Work to be completed: For every line in the records that has the word "your", make a copy.

Exercise material:
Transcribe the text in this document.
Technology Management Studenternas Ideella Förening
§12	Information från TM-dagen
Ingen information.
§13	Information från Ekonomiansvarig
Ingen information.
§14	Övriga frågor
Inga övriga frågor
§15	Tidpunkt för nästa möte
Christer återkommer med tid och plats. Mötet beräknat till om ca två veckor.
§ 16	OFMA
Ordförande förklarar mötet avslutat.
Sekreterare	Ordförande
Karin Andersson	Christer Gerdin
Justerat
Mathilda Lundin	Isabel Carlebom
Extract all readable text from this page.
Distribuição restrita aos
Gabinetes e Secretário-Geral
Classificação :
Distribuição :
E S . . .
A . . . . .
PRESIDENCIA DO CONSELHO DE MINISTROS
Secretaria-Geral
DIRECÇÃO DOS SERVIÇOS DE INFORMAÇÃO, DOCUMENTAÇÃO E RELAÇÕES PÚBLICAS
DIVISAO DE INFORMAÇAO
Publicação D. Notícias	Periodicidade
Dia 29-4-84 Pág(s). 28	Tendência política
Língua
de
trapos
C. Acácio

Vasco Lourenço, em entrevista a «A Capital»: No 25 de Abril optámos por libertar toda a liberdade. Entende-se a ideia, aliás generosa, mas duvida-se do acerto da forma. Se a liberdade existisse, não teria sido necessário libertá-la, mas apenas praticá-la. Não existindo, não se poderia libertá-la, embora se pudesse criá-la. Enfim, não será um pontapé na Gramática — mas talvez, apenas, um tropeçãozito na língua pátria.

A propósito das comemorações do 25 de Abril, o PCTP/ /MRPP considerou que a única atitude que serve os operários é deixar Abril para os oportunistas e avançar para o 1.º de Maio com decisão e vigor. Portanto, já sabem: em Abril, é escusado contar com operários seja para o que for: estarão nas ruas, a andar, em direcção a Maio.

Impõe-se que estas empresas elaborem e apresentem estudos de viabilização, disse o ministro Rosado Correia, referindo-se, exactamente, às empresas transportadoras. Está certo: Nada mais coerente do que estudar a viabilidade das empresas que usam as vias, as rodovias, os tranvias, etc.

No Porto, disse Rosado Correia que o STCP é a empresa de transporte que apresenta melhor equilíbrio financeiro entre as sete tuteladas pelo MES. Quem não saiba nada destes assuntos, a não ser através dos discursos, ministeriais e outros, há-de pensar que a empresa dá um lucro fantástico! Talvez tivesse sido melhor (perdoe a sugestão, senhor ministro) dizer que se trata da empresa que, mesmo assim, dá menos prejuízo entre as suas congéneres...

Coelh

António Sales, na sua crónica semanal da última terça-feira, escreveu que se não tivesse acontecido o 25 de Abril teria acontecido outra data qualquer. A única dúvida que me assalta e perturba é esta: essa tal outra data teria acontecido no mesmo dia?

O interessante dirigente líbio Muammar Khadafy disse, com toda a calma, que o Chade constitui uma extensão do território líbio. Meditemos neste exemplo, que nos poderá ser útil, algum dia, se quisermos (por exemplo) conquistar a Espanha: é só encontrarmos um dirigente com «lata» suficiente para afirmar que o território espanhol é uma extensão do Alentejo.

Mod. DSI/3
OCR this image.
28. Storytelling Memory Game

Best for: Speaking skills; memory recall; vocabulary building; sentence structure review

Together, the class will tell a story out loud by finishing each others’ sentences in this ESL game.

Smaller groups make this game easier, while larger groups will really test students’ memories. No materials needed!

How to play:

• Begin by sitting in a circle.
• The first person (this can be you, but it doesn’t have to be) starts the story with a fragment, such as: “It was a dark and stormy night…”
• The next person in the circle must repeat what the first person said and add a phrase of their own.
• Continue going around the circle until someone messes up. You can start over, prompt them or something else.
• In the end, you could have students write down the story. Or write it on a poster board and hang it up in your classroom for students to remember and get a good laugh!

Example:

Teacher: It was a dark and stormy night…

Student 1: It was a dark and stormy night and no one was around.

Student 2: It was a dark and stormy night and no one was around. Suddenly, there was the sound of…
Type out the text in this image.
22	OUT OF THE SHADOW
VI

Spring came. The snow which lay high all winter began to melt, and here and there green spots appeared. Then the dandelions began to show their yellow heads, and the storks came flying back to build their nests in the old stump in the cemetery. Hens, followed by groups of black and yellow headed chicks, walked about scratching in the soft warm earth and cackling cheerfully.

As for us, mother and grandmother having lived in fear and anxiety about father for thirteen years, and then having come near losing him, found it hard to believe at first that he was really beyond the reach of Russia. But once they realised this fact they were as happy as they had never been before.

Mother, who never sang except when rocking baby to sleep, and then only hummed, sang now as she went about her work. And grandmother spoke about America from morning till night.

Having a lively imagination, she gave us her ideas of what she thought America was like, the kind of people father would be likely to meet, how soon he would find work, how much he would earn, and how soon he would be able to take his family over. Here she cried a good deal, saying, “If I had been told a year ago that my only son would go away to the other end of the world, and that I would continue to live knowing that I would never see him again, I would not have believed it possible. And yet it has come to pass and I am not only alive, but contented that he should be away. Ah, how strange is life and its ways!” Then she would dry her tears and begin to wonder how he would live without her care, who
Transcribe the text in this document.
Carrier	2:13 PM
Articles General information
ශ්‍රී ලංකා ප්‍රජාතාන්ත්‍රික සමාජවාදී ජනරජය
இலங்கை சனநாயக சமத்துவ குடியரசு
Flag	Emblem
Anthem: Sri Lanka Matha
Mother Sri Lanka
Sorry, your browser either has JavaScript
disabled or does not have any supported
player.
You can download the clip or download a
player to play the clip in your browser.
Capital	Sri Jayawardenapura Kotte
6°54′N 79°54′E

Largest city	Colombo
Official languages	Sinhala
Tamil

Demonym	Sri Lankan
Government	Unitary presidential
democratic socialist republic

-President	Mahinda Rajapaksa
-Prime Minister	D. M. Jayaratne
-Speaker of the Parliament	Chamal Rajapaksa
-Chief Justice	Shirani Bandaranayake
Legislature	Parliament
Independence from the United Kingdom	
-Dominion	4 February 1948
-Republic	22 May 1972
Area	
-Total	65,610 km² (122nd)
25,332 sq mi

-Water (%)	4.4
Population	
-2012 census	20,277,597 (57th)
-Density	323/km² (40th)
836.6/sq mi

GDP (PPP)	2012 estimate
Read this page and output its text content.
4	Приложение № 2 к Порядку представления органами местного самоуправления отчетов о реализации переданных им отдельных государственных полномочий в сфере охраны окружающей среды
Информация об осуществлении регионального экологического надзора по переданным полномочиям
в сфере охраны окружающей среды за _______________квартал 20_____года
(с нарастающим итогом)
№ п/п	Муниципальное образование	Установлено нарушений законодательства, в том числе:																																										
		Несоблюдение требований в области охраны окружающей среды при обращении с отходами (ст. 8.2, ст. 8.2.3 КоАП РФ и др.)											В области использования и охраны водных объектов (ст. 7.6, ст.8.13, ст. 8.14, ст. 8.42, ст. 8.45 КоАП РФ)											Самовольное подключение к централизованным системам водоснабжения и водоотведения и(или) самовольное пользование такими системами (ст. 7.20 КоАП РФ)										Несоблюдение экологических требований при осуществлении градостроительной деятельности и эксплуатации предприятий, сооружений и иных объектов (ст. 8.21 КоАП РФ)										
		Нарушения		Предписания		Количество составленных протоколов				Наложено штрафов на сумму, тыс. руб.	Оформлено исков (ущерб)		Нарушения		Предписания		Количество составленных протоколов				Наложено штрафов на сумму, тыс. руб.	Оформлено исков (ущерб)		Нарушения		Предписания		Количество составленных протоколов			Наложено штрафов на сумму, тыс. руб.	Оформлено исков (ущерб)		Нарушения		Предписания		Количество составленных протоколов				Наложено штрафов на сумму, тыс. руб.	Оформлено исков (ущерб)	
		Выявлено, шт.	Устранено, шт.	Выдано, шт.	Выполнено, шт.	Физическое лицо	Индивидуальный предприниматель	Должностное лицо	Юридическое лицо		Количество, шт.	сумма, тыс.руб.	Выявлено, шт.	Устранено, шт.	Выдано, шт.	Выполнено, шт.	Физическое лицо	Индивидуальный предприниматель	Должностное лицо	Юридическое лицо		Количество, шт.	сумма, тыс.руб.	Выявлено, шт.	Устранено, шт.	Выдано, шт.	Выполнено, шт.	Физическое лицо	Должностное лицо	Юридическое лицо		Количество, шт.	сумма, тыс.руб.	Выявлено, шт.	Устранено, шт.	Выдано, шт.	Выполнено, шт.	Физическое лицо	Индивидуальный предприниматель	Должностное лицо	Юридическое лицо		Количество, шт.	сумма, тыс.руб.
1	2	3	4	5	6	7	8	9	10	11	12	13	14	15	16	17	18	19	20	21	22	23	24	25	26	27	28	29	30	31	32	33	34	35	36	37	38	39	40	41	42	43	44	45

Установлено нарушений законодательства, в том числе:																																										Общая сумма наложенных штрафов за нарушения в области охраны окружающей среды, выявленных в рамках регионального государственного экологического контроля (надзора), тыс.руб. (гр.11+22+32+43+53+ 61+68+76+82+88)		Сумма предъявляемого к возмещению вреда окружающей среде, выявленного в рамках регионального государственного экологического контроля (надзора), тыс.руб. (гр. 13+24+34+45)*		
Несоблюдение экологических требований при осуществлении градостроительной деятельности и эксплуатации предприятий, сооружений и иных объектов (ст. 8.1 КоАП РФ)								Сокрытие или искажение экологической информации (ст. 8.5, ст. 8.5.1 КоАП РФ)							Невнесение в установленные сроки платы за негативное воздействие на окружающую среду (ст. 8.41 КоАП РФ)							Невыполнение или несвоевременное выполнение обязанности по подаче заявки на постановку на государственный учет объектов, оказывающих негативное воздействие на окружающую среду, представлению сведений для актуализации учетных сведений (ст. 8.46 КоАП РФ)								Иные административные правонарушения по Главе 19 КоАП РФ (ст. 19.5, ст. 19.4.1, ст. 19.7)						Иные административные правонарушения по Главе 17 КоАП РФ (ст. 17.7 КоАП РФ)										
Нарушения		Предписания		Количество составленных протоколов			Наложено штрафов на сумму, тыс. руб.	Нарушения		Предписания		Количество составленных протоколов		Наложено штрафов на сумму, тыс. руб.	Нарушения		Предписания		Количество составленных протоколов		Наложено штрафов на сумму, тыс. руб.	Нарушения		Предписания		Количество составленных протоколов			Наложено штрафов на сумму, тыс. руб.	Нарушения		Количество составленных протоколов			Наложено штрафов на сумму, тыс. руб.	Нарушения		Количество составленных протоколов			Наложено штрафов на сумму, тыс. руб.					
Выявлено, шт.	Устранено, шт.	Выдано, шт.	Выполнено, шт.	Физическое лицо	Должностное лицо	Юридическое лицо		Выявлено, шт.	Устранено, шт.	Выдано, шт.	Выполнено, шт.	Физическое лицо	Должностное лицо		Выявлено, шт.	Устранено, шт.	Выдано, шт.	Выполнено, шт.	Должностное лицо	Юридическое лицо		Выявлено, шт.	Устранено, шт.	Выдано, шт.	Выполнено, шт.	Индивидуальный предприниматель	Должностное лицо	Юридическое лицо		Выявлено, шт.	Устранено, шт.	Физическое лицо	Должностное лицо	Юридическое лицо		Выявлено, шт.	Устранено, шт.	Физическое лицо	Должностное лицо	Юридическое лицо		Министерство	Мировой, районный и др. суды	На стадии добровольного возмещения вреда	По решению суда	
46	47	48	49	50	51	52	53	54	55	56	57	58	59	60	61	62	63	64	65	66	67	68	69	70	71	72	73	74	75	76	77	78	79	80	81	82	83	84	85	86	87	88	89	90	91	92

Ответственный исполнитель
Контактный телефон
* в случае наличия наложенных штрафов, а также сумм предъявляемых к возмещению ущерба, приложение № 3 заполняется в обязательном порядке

Answer for the task:
• In the end, you could have students write down the story. Or write it on a poster board and hang it up in your classroom for students to remember and get a good laugh!
Sorry, your browser either has JavaScript
player to play the clip in your browser.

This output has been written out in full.